> SET TASK: Provide only the number of lines where "adoption" occurs.
--- BEGIN MATERIAL SUPPLIED ---
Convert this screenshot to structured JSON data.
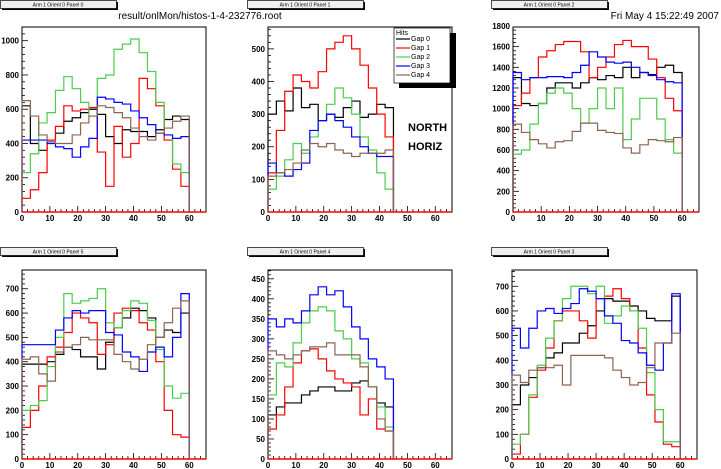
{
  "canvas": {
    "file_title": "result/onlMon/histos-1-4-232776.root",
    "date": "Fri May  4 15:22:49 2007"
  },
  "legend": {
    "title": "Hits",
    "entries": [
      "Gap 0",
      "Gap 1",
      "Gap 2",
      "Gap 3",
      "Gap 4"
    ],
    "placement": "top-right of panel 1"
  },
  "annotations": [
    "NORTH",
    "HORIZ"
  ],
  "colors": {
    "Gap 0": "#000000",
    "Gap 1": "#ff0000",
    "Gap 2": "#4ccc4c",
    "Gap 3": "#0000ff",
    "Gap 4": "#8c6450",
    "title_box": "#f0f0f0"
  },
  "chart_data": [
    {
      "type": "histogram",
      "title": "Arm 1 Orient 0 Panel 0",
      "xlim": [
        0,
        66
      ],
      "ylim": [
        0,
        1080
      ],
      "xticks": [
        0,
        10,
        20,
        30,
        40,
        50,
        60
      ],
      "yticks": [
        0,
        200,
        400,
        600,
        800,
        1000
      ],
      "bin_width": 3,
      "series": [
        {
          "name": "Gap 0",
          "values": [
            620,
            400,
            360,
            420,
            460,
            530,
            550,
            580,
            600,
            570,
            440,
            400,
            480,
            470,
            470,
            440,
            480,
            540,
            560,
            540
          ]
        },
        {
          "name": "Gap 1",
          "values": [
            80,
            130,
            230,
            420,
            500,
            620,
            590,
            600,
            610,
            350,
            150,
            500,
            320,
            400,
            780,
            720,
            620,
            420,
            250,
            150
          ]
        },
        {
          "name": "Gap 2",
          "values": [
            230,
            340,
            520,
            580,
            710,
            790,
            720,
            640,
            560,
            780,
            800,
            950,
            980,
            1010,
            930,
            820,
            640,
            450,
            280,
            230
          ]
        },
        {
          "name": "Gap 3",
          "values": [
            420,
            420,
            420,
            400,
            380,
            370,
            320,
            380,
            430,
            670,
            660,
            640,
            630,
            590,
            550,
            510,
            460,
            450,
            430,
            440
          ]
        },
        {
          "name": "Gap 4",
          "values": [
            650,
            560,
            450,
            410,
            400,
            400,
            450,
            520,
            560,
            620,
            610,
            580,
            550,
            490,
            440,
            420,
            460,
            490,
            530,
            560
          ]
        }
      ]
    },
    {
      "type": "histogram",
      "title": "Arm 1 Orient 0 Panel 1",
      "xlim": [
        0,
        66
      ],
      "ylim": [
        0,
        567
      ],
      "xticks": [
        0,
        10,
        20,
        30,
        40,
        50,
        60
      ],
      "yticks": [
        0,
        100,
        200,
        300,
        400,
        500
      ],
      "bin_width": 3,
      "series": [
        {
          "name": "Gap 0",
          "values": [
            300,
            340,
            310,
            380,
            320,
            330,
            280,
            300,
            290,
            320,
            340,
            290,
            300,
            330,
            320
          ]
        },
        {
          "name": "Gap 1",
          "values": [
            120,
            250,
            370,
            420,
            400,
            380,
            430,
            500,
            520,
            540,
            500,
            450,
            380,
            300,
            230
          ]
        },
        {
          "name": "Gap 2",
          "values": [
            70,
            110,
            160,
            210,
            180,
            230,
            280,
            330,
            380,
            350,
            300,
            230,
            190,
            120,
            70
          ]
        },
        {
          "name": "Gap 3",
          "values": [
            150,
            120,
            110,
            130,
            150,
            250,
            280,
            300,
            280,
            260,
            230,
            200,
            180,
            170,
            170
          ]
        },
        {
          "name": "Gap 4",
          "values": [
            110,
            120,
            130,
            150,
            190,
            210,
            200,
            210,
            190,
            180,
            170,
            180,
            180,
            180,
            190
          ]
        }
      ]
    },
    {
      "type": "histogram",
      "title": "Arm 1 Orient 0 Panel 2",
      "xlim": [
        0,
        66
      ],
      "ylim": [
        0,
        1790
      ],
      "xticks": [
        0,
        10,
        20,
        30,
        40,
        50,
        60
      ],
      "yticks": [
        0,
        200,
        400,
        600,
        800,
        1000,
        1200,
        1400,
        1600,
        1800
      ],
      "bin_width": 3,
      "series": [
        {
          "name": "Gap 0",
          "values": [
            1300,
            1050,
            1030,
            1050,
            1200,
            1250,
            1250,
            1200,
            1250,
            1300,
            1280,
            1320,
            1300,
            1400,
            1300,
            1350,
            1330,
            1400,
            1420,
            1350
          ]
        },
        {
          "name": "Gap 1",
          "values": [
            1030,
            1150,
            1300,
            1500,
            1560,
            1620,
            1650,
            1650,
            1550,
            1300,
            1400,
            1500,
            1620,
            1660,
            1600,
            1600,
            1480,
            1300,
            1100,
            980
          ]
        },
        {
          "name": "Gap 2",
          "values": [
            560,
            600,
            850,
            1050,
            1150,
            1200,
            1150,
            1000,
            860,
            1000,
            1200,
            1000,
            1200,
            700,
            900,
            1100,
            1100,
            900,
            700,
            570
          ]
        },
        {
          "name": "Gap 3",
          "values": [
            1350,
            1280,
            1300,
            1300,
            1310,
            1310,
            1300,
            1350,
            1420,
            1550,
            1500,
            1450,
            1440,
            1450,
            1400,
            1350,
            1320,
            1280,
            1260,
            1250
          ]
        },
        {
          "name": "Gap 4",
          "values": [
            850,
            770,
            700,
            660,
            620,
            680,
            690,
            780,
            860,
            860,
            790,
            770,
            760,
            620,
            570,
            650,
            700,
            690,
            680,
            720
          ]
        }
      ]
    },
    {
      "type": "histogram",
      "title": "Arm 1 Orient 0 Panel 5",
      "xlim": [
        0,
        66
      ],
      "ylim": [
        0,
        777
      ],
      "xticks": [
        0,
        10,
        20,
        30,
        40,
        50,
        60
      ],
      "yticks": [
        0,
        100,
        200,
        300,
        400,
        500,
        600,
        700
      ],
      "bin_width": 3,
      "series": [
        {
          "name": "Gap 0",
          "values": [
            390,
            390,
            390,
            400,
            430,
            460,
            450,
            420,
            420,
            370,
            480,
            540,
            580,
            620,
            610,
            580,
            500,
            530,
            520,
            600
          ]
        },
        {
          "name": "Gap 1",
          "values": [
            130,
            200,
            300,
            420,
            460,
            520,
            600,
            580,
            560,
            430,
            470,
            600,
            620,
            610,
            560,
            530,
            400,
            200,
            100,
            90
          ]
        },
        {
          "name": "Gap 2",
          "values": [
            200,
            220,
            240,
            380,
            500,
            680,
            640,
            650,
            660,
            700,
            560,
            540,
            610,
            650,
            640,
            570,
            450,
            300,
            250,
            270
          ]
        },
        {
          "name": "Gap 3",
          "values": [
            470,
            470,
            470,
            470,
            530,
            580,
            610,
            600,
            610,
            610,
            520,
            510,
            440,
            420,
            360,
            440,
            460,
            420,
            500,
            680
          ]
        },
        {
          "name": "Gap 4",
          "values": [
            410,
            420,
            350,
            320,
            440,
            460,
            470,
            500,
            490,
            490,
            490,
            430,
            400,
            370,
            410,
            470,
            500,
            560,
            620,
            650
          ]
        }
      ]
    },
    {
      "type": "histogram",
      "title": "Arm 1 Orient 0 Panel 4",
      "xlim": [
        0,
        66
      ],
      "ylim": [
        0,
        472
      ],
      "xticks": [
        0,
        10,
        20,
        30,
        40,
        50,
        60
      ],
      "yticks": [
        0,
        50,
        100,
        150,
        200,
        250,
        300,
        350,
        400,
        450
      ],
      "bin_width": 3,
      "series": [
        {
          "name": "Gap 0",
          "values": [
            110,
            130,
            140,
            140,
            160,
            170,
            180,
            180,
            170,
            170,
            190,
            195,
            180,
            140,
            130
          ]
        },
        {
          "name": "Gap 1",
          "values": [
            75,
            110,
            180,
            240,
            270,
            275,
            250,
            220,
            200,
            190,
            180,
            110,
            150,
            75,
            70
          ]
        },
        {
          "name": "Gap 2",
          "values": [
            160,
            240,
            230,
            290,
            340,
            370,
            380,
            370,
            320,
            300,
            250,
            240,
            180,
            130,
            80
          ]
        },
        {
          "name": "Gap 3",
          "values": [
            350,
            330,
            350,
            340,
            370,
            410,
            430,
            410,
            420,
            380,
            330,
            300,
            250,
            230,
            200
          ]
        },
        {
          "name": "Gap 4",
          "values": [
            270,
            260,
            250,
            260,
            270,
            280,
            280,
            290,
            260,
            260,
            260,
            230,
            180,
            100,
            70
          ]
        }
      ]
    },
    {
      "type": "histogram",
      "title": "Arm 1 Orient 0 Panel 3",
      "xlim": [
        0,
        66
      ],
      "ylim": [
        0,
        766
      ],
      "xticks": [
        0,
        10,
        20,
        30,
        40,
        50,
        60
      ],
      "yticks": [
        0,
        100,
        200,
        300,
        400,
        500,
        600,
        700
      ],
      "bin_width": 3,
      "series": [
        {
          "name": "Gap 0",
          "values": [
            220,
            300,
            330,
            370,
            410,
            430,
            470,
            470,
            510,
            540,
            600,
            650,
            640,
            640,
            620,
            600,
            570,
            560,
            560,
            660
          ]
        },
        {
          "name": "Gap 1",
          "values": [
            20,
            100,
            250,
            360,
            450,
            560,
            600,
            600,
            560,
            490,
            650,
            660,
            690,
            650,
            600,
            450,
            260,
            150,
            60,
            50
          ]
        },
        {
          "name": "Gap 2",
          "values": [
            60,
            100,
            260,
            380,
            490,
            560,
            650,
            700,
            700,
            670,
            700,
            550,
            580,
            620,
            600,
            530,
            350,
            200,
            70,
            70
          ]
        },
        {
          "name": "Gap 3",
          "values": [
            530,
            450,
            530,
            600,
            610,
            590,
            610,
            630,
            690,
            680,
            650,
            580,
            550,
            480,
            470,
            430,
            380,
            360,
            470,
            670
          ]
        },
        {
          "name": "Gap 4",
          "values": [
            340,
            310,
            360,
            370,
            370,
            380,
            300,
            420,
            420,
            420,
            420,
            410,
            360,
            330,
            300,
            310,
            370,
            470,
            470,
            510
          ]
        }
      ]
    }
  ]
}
--- END MATERIAL SUPPLIED ---
--- BEGIN MATERIAL SUPPLIED ---
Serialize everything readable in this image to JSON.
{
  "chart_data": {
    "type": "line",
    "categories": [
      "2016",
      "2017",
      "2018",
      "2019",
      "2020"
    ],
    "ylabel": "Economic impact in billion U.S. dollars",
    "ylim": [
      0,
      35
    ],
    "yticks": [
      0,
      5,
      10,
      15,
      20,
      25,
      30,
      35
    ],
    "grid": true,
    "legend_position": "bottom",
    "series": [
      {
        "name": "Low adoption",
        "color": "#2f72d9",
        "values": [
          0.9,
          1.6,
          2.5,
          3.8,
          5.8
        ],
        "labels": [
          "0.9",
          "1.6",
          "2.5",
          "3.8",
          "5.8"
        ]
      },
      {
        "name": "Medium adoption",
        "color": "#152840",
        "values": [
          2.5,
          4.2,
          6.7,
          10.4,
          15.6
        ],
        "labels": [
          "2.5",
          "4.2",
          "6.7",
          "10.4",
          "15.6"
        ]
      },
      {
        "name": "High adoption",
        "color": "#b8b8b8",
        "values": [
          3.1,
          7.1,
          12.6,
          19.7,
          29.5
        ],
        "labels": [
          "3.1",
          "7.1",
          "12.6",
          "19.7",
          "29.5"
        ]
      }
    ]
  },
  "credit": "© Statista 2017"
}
--- END MATERIAL SUPPLIED ---
> WRITTEN ANSWER: 3